**Your goal:** For each statement, say whether it agrees with the profile of Mike, answering yes or no and quoting the deciding words of the profile exactly. (a) Mike was appointed the first Regius Professor of Life Sciences in 2013. (b) Mike obtained his PhD at Oxford University. (c) Mike helped establish the Proteomics Facility at the University of Dundee.
Top of Exercise passage
Mike obtained a PhD in Biochemistry in London and was a post-doc at the Rockefeller University and Oxford University before moving to the University of Dundee. Mike was appointed the first Regius Professor of Life Sciences in 2013. At the University of Dundee, he helped establish the Drug Discovery Unit and the Proteomics Facility. Mike is known for his work on the structure and biosynthesis of parasite surface molecules and for solving the first structures of glycosylphosphatidylinositol (GPI) membrane anchors, which play important roles throughout eukaryotic biology. He believes in working across disciplines and in translational research. He has contributed to the growth of the Life Sciences sector in Dundee through the provision of research laboratories and technologies and, most recently, has co-led the Growing the Tay Cities BioMedical Cluster component of the Tay Cities Deal – designed to assist economic development.
Bottom of Exercise passage
Top of Provided material
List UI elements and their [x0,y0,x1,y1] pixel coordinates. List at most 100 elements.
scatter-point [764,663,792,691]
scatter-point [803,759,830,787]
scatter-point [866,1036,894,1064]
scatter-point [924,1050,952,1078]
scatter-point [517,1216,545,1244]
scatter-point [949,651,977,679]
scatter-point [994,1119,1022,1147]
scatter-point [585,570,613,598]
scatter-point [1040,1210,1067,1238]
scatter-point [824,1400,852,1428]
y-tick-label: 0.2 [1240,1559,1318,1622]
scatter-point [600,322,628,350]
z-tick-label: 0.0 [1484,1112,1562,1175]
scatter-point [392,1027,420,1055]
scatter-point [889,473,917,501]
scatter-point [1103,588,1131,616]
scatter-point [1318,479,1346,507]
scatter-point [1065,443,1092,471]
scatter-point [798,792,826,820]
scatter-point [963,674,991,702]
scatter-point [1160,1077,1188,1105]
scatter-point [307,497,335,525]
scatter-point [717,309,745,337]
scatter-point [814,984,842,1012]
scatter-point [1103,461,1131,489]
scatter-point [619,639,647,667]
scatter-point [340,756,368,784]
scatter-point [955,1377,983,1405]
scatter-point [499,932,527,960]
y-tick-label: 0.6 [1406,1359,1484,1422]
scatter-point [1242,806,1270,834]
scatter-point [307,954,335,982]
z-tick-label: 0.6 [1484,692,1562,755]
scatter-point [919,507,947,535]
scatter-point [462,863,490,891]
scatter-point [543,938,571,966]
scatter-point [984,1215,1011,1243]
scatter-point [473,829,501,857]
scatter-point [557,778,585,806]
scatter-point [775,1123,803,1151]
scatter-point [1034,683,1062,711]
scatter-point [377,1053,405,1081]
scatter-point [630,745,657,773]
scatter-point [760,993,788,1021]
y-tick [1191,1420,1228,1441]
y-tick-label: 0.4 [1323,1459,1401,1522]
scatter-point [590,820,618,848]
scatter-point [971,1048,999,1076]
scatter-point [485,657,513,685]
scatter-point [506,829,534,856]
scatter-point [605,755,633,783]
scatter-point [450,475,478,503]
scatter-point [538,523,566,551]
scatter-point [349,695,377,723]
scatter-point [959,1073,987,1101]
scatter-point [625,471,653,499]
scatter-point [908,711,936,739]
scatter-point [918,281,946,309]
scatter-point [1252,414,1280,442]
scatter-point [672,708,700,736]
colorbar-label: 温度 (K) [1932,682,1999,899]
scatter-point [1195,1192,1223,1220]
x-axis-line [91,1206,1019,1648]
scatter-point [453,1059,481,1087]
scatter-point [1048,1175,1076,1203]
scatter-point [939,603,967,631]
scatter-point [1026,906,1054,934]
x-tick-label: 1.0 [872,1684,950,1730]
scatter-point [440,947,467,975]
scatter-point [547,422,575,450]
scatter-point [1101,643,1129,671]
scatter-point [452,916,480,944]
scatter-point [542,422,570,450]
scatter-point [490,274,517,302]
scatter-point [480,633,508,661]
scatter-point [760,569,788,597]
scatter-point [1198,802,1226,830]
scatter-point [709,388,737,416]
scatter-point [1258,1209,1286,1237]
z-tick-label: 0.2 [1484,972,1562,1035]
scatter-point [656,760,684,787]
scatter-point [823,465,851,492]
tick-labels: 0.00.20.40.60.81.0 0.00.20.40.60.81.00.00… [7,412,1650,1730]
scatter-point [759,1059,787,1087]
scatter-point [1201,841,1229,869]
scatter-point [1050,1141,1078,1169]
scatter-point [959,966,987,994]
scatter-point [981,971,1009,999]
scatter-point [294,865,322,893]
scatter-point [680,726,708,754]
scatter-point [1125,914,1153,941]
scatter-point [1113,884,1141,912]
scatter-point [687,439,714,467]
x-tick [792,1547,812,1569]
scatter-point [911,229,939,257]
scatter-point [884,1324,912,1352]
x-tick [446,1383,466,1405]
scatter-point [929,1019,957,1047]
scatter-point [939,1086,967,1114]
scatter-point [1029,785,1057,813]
Bottom of Provided material
**Exercise solution:**
(a) Yes: "Mike was appointed the first Regius Professor of Life Sciences in 2013."
(b) No: "Mike obtained a PhD in Biochemistry in London"
(c) Yes: "At the University of Dundee, he helped establish the Drug Discovery Unit and the Proteomics Facility."